Directions » Make an exact copy of all the data.

Material for this task »
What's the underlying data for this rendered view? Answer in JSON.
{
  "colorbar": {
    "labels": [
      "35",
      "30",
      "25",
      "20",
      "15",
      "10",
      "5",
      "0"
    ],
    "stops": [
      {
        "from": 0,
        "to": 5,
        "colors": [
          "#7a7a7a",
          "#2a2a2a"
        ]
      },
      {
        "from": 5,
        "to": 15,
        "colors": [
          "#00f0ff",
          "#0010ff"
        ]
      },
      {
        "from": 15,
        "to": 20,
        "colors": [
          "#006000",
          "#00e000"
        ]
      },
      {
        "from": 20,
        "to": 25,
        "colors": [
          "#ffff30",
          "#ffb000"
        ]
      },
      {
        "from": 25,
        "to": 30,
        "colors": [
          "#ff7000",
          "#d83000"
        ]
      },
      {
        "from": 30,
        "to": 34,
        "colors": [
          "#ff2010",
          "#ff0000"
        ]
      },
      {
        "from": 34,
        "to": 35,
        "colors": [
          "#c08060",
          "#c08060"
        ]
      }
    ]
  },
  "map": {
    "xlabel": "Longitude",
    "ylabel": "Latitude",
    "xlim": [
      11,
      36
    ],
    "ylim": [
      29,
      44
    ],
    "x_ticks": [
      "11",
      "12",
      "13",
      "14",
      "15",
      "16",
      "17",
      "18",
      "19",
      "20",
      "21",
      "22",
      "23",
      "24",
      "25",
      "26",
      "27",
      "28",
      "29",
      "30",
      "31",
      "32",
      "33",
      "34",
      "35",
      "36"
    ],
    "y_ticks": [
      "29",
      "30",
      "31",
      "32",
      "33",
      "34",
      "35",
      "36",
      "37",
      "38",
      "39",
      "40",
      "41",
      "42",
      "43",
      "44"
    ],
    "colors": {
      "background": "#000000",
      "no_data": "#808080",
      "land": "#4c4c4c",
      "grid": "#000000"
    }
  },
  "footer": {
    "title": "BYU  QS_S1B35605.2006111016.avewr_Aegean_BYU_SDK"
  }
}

Solution below »
What's the underlying data for this rendered view? Answer in JSON.
{
  "colorbar": {
    "labels": [
      "35",
      "30",
      "25",
      "20",
      "15",
      "10",
      "5",
      "0"
    ],
    "stops": [
      {
        "from": 0,
        "to": 5,
        "colors": [
          "#7a7a7a",
          "#2a2a2a"
        ]
      },
      {
        "from": 5,
        "to": 15,
        "colors": [
          "#00f0ff",
          "#0010ff"
        ]
      },
      {
        "from": 15,
        "to": 20,
        "colors": [
          "#006000",
          "#00e000"
        ]
      },
      {
        "from": 20,
        "to": 25,
        "colors": [
          "#ffff30",
          "#ffb000"
        ]
      },
      {
        "from": 25,
        "to": 30,
        "colors": [
          "#ff7000",
          "#d83000"
        ]
      },
      {
        "from": 30,
        "to": 34,
        "colors": [
          "#ff2010",
          "#ff0000"
        ]
      },
      {
        "from": 34,
        "to": 35,
        "colors": [
          "#c08060",
          "#c08060"
        ]
      }
    ]
  },
  "map": {
    "xlabel": "Longitude",
    "ylabel": "Latitude",
    "xlim": [
      11,
      36
    ],
    "ylim": [
      29,
      44
    ],
    "x_ticks": [
      "11",
      "12",
      "13",
      "14",
      "15",
      "16",
      "17",
      "18",
      "19",
      "20",
      "21",
      "22",
      "23",
      "24",
      "25",
      "26",
      "27",
      "28",
      "29",
      "30",
      "31",
      "32",
      "33",
      "34",
      "35",
      "36"
    ],
    "y_ticks": [
      "29",
      "30",
      "31",
      "32",
      "33",
      "34",
      "35",
      "36",
      "37",
      "38",
      "39",
      "40",
      "41",
      "42",
      "43",
      "44"
    ],
    "colors": {
      "background": "#000000",
      "no_data": "#808080",
      "land": "#4c4c4c",
      "grid": "#000000"
    }
  },
  "footer": {
    "title": "BYU  QS_S1B35605.2006111016.avewr_Aegean_BYU_SDK"
  }
}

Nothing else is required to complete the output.